EXERCISE DESCRIPTION. Print the records below word for word, but leave out the pictures.

A block of data.
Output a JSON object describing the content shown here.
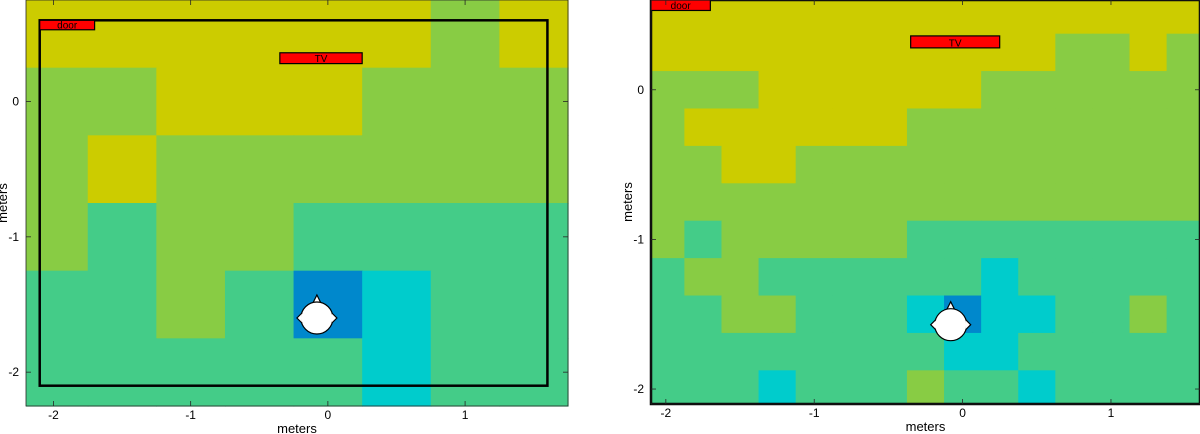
{
  "colors": {
    "c0": "#CCCC00",
    "c1": "#88CC44",
    "c2": "#44CC88",
    "c3": "#00CCCC",
    "c4": "#0088CC",
    "marker": "#FF0000",
    "outline": "#000000",
    "head": "#FFFFFF"
  },
  "chart_data": [
    {
      "type": "heatmap",
      "xlabel": "meters",
      "ylabel": "meters",
      "xlim": [
        -2.2,
        1.75
      ],
      "ylim": [
        -2.25,
        0.75
      ],
      "xticks": [
        -2,
        -1,
        0,
        1
      ],
      "xtick_labels": [
        "-2",
        "-1",
        "0",
        "1"
      ],
      "yticks": [
        -2,
        -1,
        0
      ],
      "ytick_labels": [
        "-2",
        "-1",
        "0"
      ],
      "x_edges": [
        -2.2,
        -1.75,
        -1.25,
        -0.75,
        -0.25,
        0.25,
        0.75,
        1.25,
        1.75
      ],
      "y_edges": [
        0.75,
        0.25,
        -0.25,
        -0.75,
        -1.25,
        -1.75,
        -2.25
      ],
      "grid": [
        [
          0,
          0,
          0,
          0,
          0,
          0,
          1,
          0
        ],
        [
          1,
          1,
          0,
          0,
          0,
          1,
          1,
          1
        ],
        [
          1,
          0,
          1,
          1,
          1,
          1,
          1,
          1
        ],
        [
          1,
          2,
          1,
          1,
          2,
          2,
          2,
          2
        ],
        [
          2,
          2,
          1,
          2,
          4,
          3,
          2,
          2
        ],
        [
          2,
          2,
          2,
          2,
          2,
          3,
          2,
          2
        ]
      ],
      "room": {
        "x": [
          -2.1,
          1.6
        ],
        "y": [
          -2.1,
          0.6
        ]
      },
      "markers": [
        {
          "label": "door",
          "x": [
            -2.1,
            -1.7
          ],
          "y": [
            0.53,
            0.6
          ]
        },
        {
          "label": "TV",
          "x": [
            -0.35,
            0.25
          ],
          "y": [
            0.28,
            0.36
          ]
        }
      ],
      "head": {
        "x": -0.08,
        "y": -1.6
      }
    },
    {
      "type": "heatmap",
      "xlabel": "meters",
      "ylabel": "meters",
      "xlim": [
        -2.1,
        1.6
      ],
      "ylim": [
        -2.1,
        0.6
      ],
      "xticks": [
        -2,
        -1,
        0,
        1
      ],
      "xtick_labels": [
        "-2",
        "-1",
        "0",
        "1"
      ],
      "yticks": [
        -2,
        -1,
        0
      ],
      "ytick_labels": [
        "-2",
        "-1",
        "0"
      ],
      "x_edges": [
        -2.1,
        -1.875,
        -1.625,
        -1.375,
        -1.125,
        -0.875,
        -0.625,
        -0.375,
        -0.125,
        0.125,
        0.375,
        0.625,
        0.875,
        1.125,
        1.375,
        1.6
      ],
      "y_edges": [
        0.6,
        0.375,
        0.125,
        -0.125,
        -0.375,
        -0.625,
        -0.875,
        -1.125,
        -1.375,
        -1.625,
        -1.875,
        -2.1
      ],
      "grid": [
        [
          0,
          0,
          0,
          0,
          0,
          0,
          0,
          0,
          0,
          0,
          0,
          0,
          0,
          0,
          0
        ],
        [
          0,
          0,
          0,
          0,
          0,
          0,
          0,
          0,
          0,
          0,
          0,
          1,
          1,
          0,
          1
        ],
        [
          1,
          1,
          1,
          0,
          0,
          0,
          0,
          0,
          0,
          1,
          1,
          1,
          1,
          1,
          1
        ],
        [
          1,
          0,
          0,
          0,
          0,
          0,
          0,
          1,
          1,
          1,
          1,
          1,
          1,
          1,
          1
        ],
        [
          1,
          1,
          0,
          0,
          1,
          1,
          1,
          1,
          1,
          1,
          1,
          1,
          1,
          1,
          1
        ],
        [
          1,
          1,
          1,
          1,
          1,
          1,
          1,
          1,
          1,
          1,
          1,
          1,
          1,
          1,
          1
        ],
        [
          1,
          2,
          1,
          1,
          1,
          1,
          1,
          2,
          2,
          2,
          2,
          2,
          2,
          2,
          2
        ],
        [
          2,
          1,
          1,
          2,
          2,
          2,
          2,
          2,
          2,
          3,
          2,
          2,
          2,
          2,
          2
        ],
        [
          2,
          2,
          1,
          1,
          2,
          2,
          2,
          3,
          4,
          3,
          3,
          2,
          2,
          1,
          2
        ],
        [
          2,
          2,
          2,
          2,
          2,
          2,
          2,
          2,
          3,
          3,
          2,
          2,
          2,
          2,
          2
        ],
        [
          2,
          2,
          2,
          3,
          2,
          2,
          2,
          1,
          2,
          2,
          3,
          2,
          2,
          2,
          2
        ]
      ],
      "room": {
        "x": [
          -2.1,
          1.6
        ],
        "y": [
          -2.1,
          0.6
        ]
      },
      "markers": [
        {
          "label": "door",
          "x": [
            -2.1,
            -1.7
          ],
          "y": [
            0.53,
            0.6
          ]
        },
        {
          "label": "TV",
          "x": [
            -0.35,
            0.25
          ],
          "y": [
            0.28,
            0.36
          ]
        }
      ],
      "head": {
        "x": -0.08,
        "y": -1.57
      }
    }
  ]
}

REPLY.
Output a JSON object describing the content shown here.
{
  "colors": {
    "c0": "#CCCC00",
    "c1": "#88CC44",
    "c2": "#44CC88",
    "c3": "#00CCCC",
    "c4": "#0088CC",
    "marker": "#FF0000",
    "outline": "#000000",
    "head": "#FFFFFF"
  },
  "chart_data": [
    {
      "type": "heatmap",
      "xlabel": "meters",
      "ylabel": "meters",
      "xlim": [
        -2.2,
        1.75
      ],
      "ylim": [
        -2.25,
        0.75
      ],
      "xticks": [
        -2,
        -1,
        0,
        1
      ],
      "xtick_labels": [
        "-2",
        "-1",
        "0",
        "1"
      ],
      "yticks": [
        -2,
        -1,
        0
      ],
      "ytick_labels": [
        "-2",
        "-1",
        "0"
      ],
      "x_edges": [
        -2.2,
        -1.75,
        -1.25,
        -0.75,
        -0.25,
        0.25,
        0.75,
        1.25,
        1.75
      ],
      "y_edges": [
        0.75,
        0.25,
        -0.25,
        -0.75,
        -1.25,
        -1.75,
        -2.25
      ],
      "grid": [
        [
          0,
          0,
          0,
          0,
          0,
          0,
          1,
          0
        ],
        [
          1,
          1,
          0,
          0,
          0,
          1,
          1,
          1
        ],
        [
          1,
          0,
          1,
          1,
          1,
          1,
          1,
          1
        ],
        [
          1,
          2,
          1,
          1,
          2,
          2,
          2,
          2
        ],
        [
          2,
          2,
          1,
          2,
          4,
          3,
          2,
          2
        ],
        [
          2,
          2,
          2,
          2,
          2,
          3,
          2,
          2
        ]
      ],
      "room": {
        "x": [
          -2.1,
          1.6
        ],
        "y": [
          -2.1,
          0.6
        ]
      },
      "markers": [
        {
          "label": "door",
          "x": [
            -2.1,
            -1.7
          ],
          "y": [
            0.53,
            0.6
          ]
        },
        {
          "label": "TV",
          "x": [
            -0.35,
            0.25
          ],
          "y": [
            0.28,
            0.36
          ]
        }
      ],
      "head": {
        "x": -0.08,
        "y": -1.6
      }
    },
    {
      "type": "heatmap",
      "xlabel": "meters",
      "ylabel": "meters",
      "xlim": [
        -2.1,
        1.6
      ],
      "ylim": [
        -2.1,
        0.6
      ],
      "xticks": [
        -2,
        -1,
        0,
        1
      ],
      "xtick_labels": [
        "-2",
        "-1",
        "0",
        "1"
      ],
      "yticks": [
        -2,
        -1,
        0
      ],
      "ytick_labels": [
        "-2",
        "-1",
        "0"
      ],
      "x_edges": [
        -2.1,
        -1.875,
        -1.625,
        -1.375,
        -1.125,
        -0.875,
        -0.625,
        -0.375,
        -0.125,
        0.125,
        0.375,
        0.625,
        0.875,
        1.125,
        1.375,
        1.6
      ],
      "y_edges": [
        0.6,
        0.375,
        0.125,
        -0.125,
        -0.375,
        -0.625,
        -0.875,
        -1.125,
        -1.375,
        -1.625,
        -1.875,
        -2.1
      ],
      "grid": [
        [
          0,
          0,
          0,
          0,
          0,
          0,
          0,
          0,
          0,
          0,
          0,
          0,
          0,
          0,
          0
        ],
        [
          0,
          0,
          0,
          0,
          0,
          0,
          0,
          0,
          0,
          0,
          0,
          1,
          1,
          0,
          1
        ],
        [
          1,
          1,
          1,
          0,
          0,
          0,
          0,
          0,
          0,
          1,
          1,
          1,
          1,
          1,
          1
        ],
        [
          1,
          0,
          0,
          0,
          0,
          0,
          0,
          1,
          1,
          1,
          1,
          1,
          1,
          1,
          1
        ],
        [
          1,
          1,
          0,
          0,
          1,
          1,
          1,
          1,
          1,
          1,
          1,
          1,
          1,
          1,
          1
        ],
        [
          1,
          1,
          1,
          1,
          1,
          1,
          1,
          1,
          1,
          1,
          1,
          1,
          1,
          1,
          1
        ],
        [
          1,
          2,
          1,
          1,
          1,
          1,
          1,
          2,
          2,
          2,
          2,
          2,
          2,
          2,
          2
        ],
        [
          2,
          1,
          1,
          2,
          2,
          2,
          2,
          2,
          2,
          3,
          2,
          2,
          2,
          2,
          2
        ],
        [
          2,
          2,
          1,
          1,
          2,
          2,
          2,
          3,
          4,
          3,
          3,
          2,
          2,
          1,
          2
        ],
        [
          2,
          2,
          2,
          2,
          2,
          2,
          2,
          2,
          3,
          3,
          2,
          2,
          2,
          2,
          2
        ],
        [
          2,
          2,
          2,
          3,
          2,
          2,
          2,
          1,
          2,
          2,
          3,
          2,
          2,
          2,
          2
        ]
      ],
      "room": {
        "x": [
          -2.1,
          1.6
        ],
        "y": [
          -2.1,
          0.6
        ]
      },
      "markers": [
        {
          "label": "door",
          "x": [
            -2.1,
            -1.7
          ],
          "y": [
            0.53,
            0.6
          ]
        },
        {
          "label": "TV",
          "x": [
            -0.35,
            0.25
          ],
          "y": [
            0.28,
            0.36
          ]
        }
      ],
      "head": {
        "x": -0.08,
        "y": -1.57
      }
    }
  ]
}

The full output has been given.